EXTRACTED TEXT:
Dell Inc's largest independent shareholder, Southeastern Asset Management, said it plans to oppose the buyout of the personal computer maker, setting up a battle for founder Michael Dell as he leads the effort to turn around the company without the constraints of public ownership.

Southeastern sent a letter to Dell's board expressing its "extreme disappointment" in the offer price of $13.65 a share, it said in a regulatory filing.

It said it "currently intends to avail itself of all options at its disposal to oppose proposed transaction."

The Memphis, Tennessee-based fund, which owns a 8.5 percent stake in Dell, said it values the entire company at about $24.00 per share.

The fund said it believes the Dell board had several alternatives that would have produced a far better outcome for public shareholders, including breaking up the company and selling the units separately.

"Selling multiple business units to strategic buyers could easily exceed $13.65 per share," it said.

SHORT EXERCISE 1:
Can you copy out the listing line for line, starting at its first line and ending at the line containing "x-tick-label: 9 — [309, 464, 318, 480]", with both of those lines included?

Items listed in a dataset
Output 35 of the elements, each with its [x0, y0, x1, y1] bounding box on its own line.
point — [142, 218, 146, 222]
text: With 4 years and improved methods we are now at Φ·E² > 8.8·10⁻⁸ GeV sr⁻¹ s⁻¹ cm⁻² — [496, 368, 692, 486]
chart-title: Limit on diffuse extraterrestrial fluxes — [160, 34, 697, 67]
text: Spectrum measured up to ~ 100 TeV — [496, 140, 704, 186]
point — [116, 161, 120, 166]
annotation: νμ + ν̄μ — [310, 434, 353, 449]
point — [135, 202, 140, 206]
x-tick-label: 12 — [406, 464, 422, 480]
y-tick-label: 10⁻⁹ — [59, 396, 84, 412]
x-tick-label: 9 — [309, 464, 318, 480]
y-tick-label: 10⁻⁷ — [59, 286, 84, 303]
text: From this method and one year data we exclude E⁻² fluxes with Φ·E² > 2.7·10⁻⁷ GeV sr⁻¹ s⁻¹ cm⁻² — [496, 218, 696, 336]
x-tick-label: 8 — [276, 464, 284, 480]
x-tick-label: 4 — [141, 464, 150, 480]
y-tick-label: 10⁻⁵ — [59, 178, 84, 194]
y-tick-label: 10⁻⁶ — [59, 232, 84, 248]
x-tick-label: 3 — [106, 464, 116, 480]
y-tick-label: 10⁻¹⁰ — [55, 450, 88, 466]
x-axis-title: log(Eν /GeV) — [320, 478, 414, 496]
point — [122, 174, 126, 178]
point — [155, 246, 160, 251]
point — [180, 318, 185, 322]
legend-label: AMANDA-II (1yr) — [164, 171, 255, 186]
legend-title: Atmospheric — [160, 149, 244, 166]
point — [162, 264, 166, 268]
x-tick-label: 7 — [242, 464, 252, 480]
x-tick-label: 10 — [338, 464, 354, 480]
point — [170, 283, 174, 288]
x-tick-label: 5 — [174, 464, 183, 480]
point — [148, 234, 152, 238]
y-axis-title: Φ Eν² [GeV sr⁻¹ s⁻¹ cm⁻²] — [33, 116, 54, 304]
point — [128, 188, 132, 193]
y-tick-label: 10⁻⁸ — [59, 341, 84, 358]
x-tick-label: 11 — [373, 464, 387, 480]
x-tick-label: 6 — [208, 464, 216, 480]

SHORT EXERCISE 2:
Could you reproduce the entire text on Southeastern Asset Management's opposition to the Dell buyout word for word?

FULL OUTPUT 1:
Output 35 of the elements, each with its [x0, y0, x1, y1] bounding box on its own line.
point — [142, 218, 146, 222]
text: With 4 years and improved methods we are now at Φ·E² > 8.8·10⁻⁸ GeV sr⁻¹ s⁻¹ cm⁻² — [496, 368, 692, 486]
chart-title: Limit on diffuse extraterrestrial fluxes — [160, 34, 697, 67]
text: Spectrum measured up to ~ 100 TeV — [496, 140, 704, 186]
point — [116, 161, 120, 166]
annotation: νμ + ν̄μ — [310, 434, 353, 449]
point — [135, 202, 140, 206]
x-tick-label: 12 — [406, 464, 422, 480]
y-tick-label: 10⁻⁹ — [59, 396, 84, 412]
x-tick-label: 9 — [309, 464, 318, 480]

FULL OUTPUT 2:
Dell Inc's largest independent shareholder, Southeastern Asset Management, said it plans to oppose the buyout of the personal computer maker, setting up a battle for founder Michael Dell as he leads the effort to turn around the company without the constraints of public ownership.

Southeastern sent a letter to Dell's board expressing its "extreme disappointment" in the offer price of $13.65 a share, it said in a regulatory filing.

It said it "currently intends to avail itself of all options at its disposal to oppose proposed transaction."

The Memphis, Tennessee-based fund, which owns a 8.5 percent stake in Dell, said it values the entire company at about $24.00 per share.

The fund said it believes the Dell board had several alternatives that would have produced a far better outcome for public shareholders, including breaking up the company and selling the units separately.

"Selling multiple business units to strategic buyers could easily exceed $13.65 per share," it said.